*Your instructions*:
Please reproduce the passage of the chicken coop lighting text word for word, starting with "The Risks of" and going on through "to the birds.".

*Supplied text*:
As a chicken keeper, you may have heard that supplementing lighting in your coop can lead to increased egg production by the hens. However, before you decide to add artificial light to your coop, it’s important to consider the potential fire hazard and the effects on your chickens’ natural laying cycle. Instead of using traditional white light, consider using red light as a safer alternative.
The Risks of Supplementing Lighting in Your Chicken Coop
According to The Spruce, adding artificial lighting to your coop can be a fire hazard if the bulb is not properly installed and kept away from bedding. It’s also important to note that adding heat lamps to the coop is never a good idea, as it poses a significant risk to the birds.
How Natural Light Affects Your Chickens’ Laying Cycle
Hens naturally lay eggs when the days are long and slow down as the days grow short in winter. Daylight stimulates the pituitary gland, which triggers the hens’ ovaries to produce eggs. Therefore, hens lay when they have light – sunlight or artificial light – for at least 12 to 14 hours per day.
Respecting Your Chickens’ Natural Laying Cycles
If you follow a sustainable, natural approach toward farming, you may decide that respecting your birds’ natural laying cycles is important. Some chicken keepers believe that giving the hens a rest in the winter is important, choosing to deal with the lack of eggs during the shortest days of the year rather than using supplemental lighting. However, if you are producing eggs commercially, this might not be a viable option for your business plan.

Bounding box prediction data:

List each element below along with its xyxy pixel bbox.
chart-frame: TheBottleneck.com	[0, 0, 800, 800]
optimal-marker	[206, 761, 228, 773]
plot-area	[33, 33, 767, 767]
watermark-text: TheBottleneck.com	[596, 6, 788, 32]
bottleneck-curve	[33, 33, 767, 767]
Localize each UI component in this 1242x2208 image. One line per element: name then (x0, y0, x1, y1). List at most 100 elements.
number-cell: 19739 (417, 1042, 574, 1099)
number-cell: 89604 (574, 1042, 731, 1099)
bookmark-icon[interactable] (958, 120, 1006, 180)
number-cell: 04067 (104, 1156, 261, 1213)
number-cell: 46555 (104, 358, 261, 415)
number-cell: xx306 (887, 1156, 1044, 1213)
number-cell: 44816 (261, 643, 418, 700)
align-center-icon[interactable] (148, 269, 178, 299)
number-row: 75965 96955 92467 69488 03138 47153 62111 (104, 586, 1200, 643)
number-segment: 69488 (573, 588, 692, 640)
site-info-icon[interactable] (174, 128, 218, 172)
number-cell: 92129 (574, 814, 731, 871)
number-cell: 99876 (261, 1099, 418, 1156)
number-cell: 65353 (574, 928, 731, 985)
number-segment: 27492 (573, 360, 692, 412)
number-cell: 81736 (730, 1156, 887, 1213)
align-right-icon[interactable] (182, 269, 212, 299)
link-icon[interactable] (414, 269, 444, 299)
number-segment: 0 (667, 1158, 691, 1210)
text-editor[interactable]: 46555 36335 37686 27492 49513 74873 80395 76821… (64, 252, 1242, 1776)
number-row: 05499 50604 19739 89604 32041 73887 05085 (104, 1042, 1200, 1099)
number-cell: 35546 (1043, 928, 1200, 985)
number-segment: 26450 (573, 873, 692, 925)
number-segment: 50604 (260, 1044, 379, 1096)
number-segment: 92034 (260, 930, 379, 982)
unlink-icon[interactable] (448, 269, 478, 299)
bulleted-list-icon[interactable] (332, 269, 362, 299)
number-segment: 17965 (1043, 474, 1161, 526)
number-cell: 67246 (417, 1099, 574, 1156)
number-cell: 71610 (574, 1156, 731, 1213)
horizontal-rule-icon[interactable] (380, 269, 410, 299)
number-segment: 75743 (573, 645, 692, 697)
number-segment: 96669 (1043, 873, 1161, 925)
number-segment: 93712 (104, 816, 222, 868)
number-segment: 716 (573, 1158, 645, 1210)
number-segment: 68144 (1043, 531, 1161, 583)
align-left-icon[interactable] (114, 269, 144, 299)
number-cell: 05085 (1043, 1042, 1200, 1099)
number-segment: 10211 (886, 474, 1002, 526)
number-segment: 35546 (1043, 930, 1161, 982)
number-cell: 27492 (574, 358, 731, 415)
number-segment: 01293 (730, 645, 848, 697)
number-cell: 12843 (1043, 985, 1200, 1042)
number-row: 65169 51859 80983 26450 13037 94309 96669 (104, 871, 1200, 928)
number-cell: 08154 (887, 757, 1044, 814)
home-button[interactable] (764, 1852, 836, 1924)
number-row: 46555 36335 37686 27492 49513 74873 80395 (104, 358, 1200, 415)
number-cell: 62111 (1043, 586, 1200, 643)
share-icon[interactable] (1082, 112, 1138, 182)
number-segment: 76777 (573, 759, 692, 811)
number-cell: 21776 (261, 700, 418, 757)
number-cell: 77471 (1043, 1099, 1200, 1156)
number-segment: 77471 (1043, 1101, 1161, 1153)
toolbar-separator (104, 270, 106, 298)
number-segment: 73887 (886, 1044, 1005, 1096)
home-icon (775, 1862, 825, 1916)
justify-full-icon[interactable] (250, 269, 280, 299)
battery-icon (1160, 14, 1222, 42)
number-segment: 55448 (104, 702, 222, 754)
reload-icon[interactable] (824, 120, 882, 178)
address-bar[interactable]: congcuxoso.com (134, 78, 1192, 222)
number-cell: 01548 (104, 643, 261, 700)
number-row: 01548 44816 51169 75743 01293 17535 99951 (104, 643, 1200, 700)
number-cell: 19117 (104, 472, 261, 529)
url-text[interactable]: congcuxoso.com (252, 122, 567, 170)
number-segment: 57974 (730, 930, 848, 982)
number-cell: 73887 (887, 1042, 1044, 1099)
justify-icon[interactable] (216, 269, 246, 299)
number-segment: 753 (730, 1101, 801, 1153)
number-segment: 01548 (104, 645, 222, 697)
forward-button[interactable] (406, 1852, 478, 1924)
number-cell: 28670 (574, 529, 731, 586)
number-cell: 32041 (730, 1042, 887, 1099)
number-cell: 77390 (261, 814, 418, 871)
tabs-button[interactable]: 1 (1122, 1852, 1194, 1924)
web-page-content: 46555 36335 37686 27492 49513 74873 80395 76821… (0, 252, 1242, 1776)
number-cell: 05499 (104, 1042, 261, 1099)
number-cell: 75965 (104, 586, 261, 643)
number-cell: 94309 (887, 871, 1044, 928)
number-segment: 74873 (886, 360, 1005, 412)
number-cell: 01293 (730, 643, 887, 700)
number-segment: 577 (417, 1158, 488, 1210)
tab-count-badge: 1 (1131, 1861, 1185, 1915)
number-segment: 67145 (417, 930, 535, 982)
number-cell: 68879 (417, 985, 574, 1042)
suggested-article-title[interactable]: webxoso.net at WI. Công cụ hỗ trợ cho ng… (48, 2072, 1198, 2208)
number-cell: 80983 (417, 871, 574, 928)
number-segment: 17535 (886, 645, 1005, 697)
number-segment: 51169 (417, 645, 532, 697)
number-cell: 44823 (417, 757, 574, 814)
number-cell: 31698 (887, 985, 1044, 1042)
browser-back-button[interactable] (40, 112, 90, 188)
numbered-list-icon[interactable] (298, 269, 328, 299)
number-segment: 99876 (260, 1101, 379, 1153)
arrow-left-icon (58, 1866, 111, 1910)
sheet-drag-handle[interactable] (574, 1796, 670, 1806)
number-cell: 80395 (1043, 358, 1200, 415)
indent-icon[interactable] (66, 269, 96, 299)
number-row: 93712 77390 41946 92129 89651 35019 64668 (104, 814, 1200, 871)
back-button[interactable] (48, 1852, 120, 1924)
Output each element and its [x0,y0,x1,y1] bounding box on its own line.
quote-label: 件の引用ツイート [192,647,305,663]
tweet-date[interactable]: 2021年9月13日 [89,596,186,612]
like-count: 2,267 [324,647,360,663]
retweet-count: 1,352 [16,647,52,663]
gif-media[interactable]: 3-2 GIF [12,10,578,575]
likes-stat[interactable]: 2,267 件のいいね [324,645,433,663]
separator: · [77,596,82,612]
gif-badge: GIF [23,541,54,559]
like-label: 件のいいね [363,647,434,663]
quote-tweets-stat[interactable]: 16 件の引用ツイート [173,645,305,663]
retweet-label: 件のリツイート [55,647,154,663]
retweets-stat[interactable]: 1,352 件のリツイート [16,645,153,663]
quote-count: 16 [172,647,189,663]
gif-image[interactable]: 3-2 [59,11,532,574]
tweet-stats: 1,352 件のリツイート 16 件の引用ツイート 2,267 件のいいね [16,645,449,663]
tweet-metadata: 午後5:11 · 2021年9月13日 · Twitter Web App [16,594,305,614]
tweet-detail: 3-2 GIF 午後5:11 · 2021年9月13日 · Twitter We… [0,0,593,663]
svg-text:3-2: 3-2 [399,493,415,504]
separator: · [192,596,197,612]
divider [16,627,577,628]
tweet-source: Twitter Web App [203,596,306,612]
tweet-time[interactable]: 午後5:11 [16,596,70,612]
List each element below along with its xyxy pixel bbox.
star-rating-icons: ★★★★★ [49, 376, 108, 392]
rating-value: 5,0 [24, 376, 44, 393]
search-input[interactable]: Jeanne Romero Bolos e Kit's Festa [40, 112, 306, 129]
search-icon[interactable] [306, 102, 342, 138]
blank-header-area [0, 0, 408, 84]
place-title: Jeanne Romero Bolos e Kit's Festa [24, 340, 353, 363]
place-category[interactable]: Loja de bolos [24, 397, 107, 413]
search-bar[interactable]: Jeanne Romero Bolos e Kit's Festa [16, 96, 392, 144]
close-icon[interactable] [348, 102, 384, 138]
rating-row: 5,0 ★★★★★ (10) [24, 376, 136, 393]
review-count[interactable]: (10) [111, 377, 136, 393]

*Output for this exercise*:
The Risks of Supplementing Lighting in Your Chicken Coop
According to The Spruce, adding artificial lighting to your coop can be a fire hazard if the bulb is not properly installed and kept away from bedding. It’s also important to note that adding heat lamps to the coop is never a good idea, as it poses a significant risk to the birds.